WORK TO COMPLETE:
Please list every possible cause of the outage that the Heathrow shutdown text below puts forward.

-------- TEXT SHOWN --------

Heathrow total shutdown

Boss was supposed to fly back from a work trip on Tuesday got delayed due to a meeting. He was supposed to fly back today but now Heathrow is out of commission. That’s his weekend plans ruined.

An 8 business trip has been extended to 11 or 12 days.
Lucky him, a few free days away hope it was somewhere nice.
 
Also surprised there isn't a redundant connection for Heathrow, but apparently there is a backup generator that was taken out by the substation fire? Idk if this backup generator would have been big enough to power the whole place though, would have to be a pretty big backup...
"There's obviously been a catastrophic fire at this substation," he says, adding "it appears to have knocked out a back-up generator as well as a substation itself."

"We will have to look hard at the causes, and also the protection and the resilience that is in place for major, major institutions like Heathrow," he adds.

Guess it sounds like a transformer failure, and they do happen in their own sometimes but it is suspicious... wouldn't be surprised if this was sabotage from environmental extremists or something.
 
I'm surprised they don't have a direct feed from the grid like other major infrastructure does.

-------- DATASET ROWS --------

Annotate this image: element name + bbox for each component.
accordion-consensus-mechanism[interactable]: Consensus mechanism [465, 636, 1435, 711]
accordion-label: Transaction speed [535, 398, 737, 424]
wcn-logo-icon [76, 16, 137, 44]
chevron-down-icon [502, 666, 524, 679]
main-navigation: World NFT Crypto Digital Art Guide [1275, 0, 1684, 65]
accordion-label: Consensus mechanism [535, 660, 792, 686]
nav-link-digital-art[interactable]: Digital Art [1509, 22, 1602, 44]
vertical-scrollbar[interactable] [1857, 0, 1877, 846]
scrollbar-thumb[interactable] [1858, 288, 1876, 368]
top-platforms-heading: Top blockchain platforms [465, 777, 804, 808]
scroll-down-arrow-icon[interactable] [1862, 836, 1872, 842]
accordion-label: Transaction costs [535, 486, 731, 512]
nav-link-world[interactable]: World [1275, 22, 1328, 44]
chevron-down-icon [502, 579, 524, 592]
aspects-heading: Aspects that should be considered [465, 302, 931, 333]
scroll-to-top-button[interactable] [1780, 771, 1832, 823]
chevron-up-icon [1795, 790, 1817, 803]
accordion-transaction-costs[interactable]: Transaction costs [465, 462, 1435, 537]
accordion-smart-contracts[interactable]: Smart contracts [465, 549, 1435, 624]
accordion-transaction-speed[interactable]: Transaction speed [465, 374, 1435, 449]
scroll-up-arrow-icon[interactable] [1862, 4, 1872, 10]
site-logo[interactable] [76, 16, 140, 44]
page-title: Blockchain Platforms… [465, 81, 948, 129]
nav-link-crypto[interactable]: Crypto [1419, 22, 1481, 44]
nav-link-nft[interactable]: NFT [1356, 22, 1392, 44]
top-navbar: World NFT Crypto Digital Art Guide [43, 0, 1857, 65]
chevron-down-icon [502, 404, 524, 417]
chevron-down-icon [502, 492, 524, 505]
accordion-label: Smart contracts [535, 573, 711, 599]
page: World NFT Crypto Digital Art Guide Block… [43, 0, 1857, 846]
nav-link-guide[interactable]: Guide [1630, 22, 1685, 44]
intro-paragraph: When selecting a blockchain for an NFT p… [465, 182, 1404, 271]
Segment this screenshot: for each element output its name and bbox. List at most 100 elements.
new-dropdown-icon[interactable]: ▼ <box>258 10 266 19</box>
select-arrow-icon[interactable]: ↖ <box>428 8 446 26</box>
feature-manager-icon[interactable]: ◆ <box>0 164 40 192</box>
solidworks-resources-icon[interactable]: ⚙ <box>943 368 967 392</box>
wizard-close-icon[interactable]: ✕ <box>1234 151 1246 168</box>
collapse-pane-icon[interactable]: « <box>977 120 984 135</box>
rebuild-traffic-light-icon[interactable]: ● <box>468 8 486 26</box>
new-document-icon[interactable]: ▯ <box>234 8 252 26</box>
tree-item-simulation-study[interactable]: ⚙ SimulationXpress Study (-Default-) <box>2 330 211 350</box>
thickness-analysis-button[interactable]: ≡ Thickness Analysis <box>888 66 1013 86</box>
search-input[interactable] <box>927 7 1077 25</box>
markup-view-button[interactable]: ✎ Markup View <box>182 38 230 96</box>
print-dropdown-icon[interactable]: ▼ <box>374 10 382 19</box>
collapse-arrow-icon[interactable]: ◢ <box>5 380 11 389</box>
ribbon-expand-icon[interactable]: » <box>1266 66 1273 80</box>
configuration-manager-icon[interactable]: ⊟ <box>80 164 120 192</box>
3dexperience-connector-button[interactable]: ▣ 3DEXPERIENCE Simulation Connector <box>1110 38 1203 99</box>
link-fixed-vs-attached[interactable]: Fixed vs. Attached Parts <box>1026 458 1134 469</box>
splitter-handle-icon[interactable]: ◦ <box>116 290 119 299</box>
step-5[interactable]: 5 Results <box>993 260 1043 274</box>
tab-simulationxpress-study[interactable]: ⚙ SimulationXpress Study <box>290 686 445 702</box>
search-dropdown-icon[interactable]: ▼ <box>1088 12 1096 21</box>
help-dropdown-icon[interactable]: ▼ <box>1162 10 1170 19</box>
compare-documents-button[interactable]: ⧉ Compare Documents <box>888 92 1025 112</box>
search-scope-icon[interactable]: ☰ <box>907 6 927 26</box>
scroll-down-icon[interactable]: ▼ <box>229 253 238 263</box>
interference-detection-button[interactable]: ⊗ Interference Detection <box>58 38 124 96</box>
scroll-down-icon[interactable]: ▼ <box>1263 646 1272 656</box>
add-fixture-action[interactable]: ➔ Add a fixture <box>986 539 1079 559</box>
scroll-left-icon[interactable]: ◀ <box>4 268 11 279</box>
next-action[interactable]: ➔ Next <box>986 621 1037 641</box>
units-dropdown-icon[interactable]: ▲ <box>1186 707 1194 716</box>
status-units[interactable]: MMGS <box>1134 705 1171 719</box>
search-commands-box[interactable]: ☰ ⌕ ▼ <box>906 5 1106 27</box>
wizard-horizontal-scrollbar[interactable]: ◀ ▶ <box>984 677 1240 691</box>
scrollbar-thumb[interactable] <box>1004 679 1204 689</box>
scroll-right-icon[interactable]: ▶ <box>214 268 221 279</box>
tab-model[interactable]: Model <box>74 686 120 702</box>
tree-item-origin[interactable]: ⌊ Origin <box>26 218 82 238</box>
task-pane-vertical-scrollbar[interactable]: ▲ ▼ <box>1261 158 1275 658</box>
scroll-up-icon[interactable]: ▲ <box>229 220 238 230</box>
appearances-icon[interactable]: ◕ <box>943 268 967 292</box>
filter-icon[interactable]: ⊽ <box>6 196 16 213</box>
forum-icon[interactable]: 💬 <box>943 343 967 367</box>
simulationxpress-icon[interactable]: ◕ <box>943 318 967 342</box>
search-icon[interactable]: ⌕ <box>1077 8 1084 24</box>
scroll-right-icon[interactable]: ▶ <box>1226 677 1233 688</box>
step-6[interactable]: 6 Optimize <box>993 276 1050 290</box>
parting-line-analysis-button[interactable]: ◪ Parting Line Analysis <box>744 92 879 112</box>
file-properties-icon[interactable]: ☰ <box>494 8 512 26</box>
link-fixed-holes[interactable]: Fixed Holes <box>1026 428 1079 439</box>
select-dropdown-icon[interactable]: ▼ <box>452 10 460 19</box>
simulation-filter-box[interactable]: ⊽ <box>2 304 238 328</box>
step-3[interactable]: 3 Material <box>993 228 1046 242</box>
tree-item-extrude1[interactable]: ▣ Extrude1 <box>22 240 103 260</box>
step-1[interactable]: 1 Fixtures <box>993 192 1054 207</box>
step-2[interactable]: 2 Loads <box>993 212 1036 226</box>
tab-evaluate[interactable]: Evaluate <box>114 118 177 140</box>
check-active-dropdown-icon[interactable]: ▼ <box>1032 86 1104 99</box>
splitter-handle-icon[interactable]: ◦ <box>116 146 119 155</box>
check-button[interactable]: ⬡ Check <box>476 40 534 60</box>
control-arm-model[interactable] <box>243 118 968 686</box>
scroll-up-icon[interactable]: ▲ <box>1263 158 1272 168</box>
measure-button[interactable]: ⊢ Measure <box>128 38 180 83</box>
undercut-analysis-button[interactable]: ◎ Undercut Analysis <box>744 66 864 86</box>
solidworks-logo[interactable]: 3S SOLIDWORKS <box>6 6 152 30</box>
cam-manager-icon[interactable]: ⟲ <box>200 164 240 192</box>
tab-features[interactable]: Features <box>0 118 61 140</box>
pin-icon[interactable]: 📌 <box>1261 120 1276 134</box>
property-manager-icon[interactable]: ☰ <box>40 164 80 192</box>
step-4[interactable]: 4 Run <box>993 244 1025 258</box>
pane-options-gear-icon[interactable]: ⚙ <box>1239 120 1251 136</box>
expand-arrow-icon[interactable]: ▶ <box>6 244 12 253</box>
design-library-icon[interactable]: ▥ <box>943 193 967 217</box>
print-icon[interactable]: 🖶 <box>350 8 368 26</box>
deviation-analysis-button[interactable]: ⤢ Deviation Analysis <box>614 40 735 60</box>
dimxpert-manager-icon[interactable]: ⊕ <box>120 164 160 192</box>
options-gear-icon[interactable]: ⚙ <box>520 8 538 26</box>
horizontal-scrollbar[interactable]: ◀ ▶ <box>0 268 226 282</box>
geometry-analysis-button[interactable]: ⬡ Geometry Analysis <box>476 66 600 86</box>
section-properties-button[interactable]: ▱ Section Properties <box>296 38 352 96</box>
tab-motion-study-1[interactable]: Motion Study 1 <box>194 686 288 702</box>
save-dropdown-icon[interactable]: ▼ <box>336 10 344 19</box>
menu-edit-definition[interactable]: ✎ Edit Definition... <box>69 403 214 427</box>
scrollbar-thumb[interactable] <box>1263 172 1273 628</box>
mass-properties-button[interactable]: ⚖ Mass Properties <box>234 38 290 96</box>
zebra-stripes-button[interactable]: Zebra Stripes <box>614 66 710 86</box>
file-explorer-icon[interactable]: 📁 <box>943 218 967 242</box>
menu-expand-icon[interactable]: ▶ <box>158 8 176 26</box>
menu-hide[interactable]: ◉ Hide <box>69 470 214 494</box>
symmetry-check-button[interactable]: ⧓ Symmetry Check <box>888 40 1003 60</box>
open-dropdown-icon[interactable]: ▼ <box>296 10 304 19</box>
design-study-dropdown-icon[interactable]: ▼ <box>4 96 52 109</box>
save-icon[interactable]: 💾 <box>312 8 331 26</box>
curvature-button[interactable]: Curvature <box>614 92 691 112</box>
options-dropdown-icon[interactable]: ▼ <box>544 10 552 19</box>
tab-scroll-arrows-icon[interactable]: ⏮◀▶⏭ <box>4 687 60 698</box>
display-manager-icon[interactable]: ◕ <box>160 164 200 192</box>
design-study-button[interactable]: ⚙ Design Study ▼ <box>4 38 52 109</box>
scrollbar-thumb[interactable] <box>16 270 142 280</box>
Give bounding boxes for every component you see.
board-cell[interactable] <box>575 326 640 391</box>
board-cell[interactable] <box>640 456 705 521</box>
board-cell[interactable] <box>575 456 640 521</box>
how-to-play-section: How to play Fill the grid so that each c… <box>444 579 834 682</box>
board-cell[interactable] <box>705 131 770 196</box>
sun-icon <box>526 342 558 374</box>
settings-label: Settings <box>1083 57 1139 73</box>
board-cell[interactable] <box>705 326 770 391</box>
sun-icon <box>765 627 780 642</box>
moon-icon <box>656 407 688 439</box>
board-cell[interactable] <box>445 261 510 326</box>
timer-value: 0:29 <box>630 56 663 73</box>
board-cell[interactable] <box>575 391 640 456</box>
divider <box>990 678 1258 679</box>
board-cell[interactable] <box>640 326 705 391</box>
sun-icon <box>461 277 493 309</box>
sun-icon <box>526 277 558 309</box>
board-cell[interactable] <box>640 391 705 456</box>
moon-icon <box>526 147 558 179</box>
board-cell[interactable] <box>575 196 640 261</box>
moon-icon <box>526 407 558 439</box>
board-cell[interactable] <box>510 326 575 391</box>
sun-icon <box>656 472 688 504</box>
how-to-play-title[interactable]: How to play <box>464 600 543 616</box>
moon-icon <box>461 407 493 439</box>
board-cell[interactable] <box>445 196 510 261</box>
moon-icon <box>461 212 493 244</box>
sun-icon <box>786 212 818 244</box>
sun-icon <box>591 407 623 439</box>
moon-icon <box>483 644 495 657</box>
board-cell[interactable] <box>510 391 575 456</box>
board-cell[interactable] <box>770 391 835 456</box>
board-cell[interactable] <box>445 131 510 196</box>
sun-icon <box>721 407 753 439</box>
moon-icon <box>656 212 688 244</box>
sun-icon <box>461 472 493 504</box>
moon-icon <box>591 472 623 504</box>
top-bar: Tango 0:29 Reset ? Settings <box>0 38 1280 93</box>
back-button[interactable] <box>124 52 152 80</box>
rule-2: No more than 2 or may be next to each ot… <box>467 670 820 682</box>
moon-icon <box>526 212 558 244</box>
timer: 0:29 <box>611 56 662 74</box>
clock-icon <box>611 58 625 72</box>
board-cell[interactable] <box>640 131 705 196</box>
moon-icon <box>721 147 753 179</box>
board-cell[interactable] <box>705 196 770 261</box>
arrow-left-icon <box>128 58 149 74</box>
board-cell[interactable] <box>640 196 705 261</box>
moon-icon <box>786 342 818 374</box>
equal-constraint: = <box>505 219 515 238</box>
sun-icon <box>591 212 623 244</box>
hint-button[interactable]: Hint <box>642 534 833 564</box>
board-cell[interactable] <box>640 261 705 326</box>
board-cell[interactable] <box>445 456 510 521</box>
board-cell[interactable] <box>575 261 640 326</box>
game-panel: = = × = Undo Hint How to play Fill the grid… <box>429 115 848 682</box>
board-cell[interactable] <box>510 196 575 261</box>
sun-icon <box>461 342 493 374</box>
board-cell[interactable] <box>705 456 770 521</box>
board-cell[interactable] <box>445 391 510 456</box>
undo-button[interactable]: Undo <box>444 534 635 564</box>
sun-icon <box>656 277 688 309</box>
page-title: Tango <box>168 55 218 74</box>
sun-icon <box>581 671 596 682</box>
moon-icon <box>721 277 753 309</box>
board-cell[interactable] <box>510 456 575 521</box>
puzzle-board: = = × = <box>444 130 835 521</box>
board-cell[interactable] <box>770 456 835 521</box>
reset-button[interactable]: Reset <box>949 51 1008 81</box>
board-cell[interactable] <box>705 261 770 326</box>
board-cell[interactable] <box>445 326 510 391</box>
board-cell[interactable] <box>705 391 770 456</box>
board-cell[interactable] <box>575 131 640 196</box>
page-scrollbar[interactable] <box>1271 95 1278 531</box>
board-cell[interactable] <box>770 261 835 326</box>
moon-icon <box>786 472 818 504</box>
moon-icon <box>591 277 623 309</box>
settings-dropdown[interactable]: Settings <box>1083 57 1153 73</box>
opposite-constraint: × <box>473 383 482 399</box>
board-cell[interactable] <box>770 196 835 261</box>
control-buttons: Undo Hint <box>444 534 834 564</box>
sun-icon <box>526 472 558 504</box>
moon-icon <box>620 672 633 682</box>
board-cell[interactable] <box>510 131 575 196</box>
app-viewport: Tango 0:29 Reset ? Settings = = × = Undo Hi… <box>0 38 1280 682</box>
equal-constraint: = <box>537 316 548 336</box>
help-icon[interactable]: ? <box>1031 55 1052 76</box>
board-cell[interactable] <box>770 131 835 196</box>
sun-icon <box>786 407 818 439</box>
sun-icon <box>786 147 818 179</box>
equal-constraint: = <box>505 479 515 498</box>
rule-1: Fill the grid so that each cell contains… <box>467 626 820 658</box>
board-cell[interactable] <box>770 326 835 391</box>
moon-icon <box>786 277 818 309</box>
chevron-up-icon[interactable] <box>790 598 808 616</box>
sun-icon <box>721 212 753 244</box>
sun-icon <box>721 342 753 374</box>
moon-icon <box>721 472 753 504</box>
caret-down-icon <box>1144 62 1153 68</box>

--------

RESULT:
- A fire at the substation
- A transformer failure
- Sabotage by environmental extremists